- [What the task asks]: Extract, from the listing that follows, each line containing the word "Histogrammes".
## START Material supplied
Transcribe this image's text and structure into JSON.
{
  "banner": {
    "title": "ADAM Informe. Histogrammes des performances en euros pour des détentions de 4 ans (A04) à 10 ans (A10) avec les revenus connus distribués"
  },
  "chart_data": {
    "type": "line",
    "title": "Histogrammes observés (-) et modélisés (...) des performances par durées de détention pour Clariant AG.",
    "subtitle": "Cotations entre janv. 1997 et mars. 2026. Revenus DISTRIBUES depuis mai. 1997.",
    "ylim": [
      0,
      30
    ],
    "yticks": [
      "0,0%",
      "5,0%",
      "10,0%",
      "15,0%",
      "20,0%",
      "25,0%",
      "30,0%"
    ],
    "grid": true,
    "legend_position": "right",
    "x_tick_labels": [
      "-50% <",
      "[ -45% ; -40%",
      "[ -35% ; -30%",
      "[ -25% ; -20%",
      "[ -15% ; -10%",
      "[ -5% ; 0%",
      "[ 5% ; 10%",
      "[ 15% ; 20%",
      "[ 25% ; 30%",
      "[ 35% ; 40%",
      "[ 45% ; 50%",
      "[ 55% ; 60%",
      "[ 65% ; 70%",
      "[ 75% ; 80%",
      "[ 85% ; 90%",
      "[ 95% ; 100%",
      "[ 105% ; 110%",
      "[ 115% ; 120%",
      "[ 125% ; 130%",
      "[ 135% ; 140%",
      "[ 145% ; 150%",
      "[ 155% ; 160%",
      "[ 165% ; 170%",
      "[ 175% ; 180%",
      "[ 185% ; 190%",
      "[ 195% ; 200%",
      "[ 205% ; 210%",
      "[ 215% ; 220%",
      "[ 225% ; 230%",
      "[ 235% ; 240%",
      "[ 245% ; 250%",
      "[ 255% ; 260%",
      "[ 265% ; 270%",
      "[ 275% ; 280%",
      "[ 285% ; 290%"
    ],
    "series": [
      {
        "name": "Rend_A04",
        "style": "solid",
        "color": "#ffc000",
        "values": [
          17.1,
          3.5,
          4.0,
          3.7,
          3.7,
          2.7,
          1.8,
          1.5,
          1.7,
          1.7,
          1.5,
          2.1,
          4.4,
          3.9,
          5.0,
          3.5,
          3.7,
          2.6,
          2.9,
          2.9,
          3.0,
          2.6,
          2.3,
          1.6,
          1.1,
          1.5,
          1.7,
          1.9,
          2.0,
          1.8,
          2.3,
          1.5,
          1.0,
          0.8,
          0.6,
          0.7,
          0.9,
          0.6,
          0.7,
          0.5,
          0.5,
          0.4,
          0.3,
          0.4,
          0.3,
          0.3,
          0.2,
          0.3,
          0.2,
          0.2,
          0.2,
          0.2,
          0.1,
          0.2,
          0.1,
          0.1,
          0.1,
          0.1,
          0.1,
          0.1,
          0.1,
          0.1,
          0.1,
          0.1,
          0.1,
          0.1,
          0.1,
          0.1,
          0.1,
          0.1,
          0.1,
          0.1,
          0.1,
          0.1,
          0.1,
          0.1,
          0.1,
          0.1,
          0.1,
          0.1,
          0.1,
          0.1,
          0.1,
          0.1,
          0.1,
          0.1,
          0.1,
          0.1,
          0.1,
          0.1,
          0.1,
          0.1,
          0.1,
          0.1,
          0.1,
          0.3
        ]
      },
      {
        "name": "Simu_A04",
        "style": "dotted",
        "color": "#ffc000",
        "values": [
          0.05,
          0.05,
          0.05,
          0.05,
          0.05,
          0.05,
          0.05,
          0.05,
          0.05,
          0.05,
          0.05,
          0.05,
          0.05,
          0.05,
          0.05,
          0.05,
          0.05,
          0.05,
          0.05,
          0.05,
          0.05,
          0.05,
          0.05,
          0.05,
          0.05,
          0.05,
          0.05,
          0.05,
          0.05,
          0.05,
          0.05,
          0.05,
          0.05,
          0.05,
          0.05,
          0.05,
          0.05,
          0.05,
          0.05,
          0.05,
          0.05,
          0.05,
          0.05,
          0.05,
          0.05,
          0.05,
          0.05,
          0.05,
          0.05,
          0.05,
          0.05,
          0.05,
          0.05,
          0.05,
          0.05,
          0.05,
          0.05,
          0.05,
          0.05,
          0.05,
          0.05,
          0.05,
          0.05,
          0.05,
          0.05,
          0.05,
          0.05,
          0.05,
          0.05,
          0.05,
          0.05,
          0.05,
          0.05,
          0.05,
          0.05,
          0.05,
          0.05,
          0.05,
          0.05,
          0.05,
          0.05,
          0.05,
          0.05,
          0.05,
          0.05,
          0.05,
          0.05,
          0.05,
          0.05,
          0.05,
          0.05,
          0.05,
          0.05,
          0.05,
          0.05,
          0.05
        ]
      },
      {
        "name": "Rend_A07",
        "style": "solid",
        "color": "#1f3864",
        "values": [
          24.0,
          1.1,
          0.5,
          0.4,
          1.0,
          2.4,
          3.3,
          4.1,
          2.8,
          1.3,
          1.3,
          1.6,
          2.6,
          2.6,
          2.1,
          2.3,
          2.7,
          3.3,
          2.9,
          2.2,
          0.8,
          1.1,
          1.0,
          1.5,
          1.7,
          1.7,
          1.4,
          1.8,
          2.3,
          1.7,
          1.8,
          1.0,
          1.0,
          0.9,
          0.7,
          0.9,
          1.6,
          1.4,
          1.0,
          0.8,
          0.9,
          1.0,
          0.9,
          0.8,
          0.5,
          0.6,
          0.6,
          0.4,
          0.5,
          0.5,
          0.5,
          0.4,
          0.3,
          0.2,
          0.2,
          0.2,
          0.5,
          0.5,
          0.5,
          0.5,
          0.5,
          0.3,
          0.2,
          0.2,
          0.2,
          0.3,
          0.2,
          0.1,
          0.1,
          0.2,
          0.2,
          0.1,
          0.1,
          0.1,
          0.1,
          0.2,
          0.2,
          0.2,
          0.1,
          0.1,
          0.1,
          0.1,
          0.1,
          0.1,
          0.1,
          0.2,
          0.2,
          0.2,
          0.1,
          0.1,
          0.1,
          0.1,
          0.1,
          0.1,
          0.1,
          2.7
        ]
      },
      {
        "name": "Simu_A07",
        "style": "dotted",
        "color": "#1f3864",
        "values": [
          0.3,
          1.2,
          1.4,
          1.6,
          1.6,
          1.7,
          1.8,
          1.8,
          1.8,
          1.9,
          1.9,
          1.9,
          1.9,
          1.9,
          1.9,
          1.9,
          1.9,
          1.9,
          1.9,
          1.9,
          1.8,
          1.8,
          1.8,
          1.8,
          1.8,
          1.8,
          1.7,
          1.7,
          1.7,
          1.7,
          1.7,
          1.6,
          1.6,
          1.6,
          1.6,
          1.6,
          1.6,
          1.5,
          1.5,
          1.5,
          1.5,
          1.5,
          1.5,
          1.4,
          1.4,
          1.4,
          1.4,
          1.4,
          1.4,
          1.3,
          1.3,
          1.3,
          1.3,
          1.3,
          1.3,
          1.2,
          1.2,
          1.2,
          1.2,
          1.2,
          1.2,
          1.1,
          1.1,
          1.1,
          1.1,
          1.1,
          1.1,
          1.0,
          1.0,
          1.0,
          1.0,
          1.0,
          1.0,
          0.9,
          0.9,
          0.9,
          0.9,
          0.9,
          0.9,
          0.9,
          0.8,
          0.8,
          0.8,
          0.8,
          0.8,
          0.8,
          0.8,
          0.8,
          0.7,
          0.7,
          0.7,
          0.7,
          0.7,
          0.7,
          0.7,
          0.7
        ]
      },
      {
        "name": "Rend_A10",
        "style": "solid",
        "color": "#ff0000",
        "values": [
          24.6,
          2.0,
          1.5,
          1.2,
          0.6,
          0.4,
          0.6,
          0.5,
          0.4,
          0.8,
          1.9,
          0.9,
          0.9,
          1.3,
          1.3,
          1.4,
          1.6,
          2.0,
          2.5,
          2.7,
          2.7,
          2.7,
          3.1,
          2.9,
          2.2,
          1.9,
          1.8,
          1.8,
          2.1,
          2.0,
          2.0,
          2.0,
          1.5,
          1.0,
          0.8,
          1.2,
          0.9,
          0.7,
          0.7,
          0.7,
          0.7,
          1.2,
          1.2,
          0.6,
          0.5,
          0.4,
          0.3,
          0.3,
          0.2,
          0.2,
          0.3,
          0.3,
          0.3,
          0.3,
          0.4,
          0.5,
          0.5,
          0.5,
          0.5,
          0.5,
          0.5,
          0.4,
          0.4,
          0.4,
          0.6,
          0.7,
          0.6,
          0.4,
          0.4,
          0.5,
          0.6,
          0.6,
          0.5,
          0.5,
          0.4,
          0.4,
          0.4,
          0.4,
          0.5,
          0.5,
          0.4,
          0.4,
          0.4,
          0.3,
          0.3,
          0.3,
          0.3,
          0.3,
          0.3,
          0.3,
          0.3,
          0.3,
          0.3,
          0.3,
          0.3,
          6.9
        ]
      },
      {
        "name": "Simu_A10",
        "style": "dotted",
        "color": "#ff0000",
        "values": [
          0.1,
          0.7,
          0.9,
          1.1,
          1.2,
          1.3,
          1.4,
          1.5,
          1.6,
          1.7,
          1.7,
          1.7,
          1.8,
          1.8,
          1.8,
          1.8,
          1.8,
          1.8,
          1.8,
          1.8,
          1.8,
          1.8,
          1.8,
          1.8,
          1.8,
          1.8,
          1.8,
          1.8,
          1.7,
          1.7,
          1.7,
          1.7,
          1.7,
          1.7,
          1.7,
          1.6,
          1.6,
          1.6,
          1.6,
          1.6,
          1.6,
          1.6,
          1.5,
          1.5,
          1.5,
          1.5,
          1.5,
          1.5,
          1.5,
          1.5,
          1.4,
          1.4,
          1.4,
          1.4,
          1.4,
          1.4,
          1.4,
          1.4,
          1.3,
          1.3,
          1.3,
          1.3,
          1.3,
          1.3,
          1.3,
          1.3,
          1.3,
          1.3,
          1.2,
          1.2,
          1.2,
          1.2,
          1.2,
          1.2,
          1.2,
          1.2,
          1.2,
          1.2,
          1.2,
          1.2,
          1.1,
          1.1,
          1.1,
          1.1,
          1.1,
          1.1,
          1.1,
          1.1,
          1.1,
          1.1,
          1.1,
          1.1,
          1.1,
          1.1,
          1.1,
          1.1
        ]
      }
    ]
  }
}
## END Material supplied
- [Reply to the task]:
    "title": "ADAM Informe. Histogrammes des performances en euros pour des détentions de 4 ans (A04) à 10 ans (A10) avec les revenus connus distribués"
    "title": "Histogrammes observés (-) et modélisés (...) des performances par durées de détention pour Clariant AG.",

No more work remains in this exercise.